_Problem to work on_:
Where the data below has the string "JSON", return the whole line.

_Dataset records_:
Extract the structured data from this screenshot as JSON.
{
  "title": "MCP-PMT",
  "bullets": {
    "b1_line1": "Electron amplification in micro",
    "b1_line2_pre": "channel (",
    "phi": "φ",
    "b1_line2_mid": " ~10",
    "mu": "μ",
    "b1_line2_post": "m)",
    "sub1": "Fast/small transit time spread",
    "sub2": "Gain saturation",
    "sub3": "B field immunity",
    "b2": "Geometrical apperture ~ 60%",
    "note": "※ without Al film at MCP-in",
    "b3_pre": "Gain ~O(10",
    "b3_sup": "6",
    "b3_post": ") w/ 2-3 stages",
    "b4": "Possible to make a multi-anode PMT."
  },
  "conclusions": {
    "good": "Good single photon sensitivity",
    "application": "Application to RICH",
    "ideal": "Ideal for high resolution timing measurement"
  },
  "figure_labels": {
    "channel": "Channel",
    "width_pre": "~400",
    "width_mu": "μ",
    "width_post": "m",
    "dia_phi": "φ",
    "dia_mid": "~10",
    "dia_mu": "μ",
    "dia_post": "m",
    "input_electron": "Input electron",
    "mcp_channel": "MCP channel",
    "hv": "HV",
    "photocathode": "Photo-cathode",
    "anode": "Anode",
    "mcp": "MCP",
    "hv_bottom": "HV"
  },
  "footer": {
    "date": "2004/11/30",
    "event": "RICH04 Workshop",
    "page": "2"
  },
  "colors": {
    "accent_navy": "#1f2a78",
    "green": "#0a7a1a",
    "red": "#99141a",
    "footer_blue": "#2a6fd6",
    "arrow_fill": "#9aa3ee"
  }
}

...

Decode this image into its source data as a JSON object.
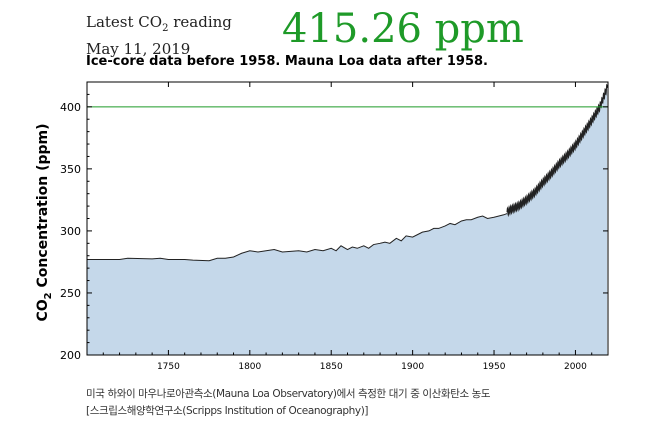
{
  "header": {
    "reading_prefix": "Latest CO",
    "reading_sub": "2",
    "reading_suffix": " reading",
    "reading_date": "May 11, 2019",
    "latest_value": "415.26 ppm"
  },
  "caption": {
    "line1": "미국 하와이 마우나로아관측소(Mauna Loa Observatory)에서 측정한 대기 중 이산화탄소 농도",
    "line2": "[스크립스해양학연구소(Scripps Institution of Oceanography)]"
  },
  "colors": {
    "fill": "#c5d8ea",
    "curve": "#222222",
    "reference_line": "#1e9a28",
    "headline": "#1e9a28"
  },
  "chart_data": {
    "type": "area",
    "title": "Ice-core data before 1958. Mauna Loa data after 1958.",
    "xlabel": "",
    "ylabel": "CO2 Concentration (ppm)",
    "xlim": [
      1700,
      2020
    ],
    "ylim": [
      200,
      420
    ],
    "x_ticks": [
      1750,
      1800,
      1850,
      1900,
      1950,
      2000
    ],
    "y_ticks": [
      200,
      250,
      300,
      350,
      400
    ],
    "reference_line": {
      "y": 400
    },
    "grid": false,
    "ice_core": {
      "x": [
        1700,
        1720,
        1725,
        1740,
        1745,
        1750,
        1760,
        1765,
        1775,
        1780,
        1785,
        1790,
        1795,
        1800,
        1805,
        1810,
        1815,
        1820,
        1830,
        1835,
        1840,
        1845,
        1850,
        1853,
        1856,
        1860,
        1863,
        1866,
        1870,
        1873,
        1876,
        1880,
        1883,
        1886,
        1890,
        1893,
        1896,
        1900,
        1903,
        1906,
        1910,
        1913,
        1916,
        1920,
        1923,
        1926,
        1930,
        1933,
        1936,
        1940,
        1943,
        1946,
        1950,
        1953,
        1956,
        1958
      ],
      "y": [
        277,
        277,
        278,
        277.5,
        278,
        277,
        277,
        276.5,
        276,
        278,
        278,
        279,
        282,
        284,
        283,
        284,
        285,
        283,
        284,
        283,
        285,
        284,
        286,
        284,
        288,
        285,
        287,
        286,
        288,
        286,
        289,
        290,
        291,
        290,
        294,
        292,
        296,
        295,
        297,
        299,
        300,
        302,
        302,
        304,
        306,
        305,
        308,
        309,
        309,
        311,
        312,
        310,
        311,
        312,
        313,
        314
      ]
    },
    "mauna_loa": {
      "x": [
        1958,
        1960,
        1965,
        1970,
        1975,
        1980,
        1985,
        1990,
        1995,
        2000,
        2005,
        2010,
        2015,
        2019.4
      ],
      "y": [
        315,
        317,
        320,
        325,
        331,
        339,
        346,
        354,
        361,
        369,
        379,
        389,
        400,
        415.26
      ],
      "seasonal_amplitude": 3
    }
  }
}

_Answer for this exercise_:
Extract the structured data from this screenshot as JSON.
Decode this image into its source data as a JSON object.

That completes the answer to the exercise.